• **YOUR OBJECTIVE**
Return the entries below in their exact form, leaving the pictures out.

Data records

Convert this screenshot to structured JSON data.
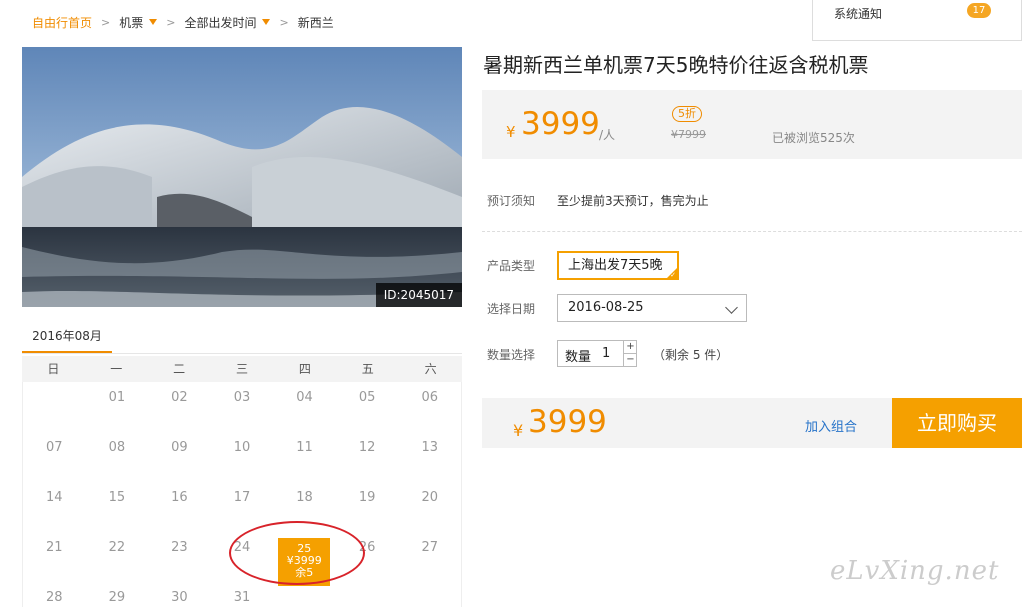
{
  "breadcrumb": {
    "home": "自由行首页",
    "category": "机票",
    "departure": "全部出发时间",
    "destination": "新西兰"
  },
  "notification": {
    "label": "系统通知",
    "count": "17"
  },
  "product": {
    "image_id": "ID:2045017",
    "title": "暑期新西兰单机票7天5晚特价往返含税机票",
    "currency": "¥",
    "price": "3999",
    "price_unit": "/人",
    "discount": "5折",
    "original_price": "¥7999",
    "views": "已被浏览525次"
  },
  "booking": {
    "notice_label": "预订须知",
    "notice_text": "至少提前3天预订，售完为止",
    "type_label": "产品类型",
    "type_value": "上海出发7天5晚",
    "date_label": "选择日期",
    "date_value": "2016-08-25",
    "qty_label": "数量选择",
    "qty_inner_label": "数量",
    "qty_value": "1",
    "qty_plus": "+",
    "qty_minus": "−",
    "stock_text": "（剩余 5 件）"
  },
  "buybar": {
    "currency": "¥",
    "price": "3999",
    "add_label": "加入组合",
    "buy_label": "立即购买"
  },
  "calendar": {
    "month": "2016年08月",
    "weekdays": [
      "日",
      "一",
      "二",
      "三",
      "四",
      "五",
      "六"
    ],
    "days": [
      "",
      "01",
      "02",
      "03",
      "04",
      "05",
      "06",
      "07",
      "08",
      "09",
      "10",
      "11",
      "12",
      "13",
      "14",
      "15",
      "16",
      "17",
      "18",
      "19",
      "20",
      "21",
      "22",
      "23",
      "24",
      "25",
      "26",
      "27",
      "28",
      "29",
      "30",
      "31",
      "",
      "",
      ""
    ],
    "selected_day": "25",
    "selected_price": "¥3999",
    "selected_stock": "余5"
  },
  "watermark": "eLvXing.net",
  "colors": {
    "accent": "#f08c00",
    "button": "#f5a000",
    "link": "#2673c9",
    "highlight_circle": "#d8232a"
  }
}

• **OUTPUT**
Convert this screenshot to structured JSON data.
{
  "breadcrumb": {
    "home": "自由行首页",
    "category": "机票",
    "departure": "全部出发时间",
    "destination": "新西兰"
  },
  "notification": {
    "label": "系统通知",
    "count": "17"
  },
  "product": {
    "image_id": "ID:2045017",
    "title": "暑期新西兰单机票7天5晚特价往返含税机票",
    "currency": "¥",
    "price": "3999",
    "price_unit": "/人",
    "discount": "5折",
    "original_price": "¥7999",
    "views": "已被浏览525次"
  },
  "booking": {
    "notice_label": "预订须知",
    "notice_text": "至少提前3天预订，售完为止",
    "type_label": "产品类型",
    "type_value": "上海出发7天5晚",
    "date_label": "选择日期",
    "date_value": "2016-08-25",
    "qty_label": "数量选择",
    "qty_inner_label": "数量",
    "qty_value": "1",
    "qty_plus": "+",
    "qty_minus": "−",
    "stock_text": "（剩余 5 件）"
  },
  "buybar": {
    "currency": "¥",
    "price": "3999",
    "add_label": "加入组合",
    "buy_label": "立即购买"
  },
  "calendar": {
    "month": "2016年08月",
    "weekdays": [
      "日",
      "一",
      "二",
      "三",
      "四",
      "五",
      "六"
    ],
    "days": [
      "",
      "01",
      "02",
      "03",
      "04",
      "05",
      "06",
      "07",
      "08",
      "09",
      "10",
      "11",
      "12",
      "13",
      "14",
      "15",
      "16",
      "17",
      "18",
      "19",
      "20",
      "21",
      "22",
      "23",
      "24",
      "25",
      "26",
      "27",
      "28",
      "29",
      "30",
      "31",
      "",
      "",
      ""
    ],
    "selected_day": "25",
    "selected_price": "¥3999",
    "selected_stock": "余5"
  },
  "watermark": "eLvXing.net",
  "colors": {
    "accent": "#f08c00",
    "button": "#f5a000",
    "link": "#2673c9",
    "highlight_circle": "#d8232a"
  }
}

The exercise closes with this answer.